Gather every line in the records below that contains the word "material".

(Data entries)
........

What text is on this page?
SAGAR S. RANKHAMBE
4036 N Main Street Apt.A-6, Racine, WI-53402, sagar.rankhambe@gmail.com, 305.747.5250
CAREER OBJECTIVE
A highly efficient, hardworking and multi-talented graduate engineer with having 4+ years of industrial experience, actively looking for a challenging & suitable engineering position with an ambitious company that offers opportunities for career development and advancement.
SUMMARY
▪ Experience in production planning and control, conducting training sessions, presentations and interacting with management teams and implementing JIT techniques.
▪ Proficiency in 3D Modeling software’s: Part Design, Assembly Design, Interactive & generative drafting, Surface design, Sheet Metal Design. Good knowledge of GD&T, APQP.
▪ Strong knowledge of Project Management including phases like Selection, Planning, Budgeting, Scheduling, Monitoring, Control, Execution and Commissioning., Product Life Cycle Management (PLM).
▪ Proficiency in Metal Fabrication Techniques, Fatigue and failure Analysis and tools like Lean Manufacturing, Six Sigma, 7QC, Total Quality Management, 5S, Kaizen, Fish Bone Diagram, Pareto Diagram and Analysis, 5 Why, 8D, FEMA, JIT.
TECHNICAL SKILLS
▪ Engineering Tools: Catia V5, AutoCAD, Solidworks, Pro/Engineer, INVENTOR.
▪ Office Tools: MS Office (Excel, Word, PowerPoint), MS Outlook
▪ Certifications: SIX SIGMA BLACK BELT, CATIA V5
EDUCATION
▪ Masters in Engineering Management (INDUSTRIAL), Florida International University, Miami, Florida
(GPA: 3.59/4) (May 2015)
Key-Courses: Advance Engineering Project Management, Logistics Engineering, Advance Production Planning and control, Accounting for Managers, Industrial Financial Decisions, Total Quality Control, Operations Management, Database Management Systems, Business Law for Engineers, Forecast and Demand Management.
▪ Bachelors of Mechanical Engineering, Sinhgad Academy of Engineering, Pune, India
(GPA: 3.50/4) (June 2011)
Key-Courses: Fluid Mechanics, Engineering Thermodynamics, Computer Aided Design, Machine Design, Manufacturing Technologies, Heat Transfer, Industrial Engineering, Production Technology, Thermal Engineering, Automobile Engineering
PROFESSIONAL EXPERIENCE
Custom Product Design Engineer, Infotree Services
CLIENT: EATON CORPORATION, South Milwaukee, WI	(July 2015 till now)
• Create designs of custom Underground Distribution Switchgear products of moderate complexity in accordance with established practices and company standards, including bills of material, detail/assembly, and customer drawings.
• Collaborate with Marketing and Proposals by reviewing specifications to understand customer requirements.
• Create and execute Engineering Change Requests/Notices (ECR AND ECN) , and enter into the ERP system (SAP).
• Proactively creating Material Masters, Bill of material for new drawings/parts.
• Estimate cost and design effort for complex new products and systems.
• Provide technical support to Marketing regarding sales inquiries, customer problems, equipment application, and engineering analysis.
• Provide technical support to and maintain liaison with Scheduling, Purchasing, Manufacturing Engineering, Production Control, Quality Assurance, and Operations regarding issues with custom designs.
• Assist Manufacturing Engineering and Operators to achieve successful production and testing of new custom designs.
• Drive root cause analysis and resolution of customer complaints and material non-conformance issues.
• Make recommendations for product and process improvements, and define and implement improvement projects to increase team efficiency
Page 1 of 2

........

**Answer for this exercise**.
• Create designs of custom Underground Distribution Switchgear products of moderate complexity in accordance with established practices and company standards, including bills of material, detail/assembly, and customer drawings.
• Proactively creating Material Masters, Bill of material for new drawings/parts.
• Drive root cause analysis and resolution of customer complaints and material non-conformance issues.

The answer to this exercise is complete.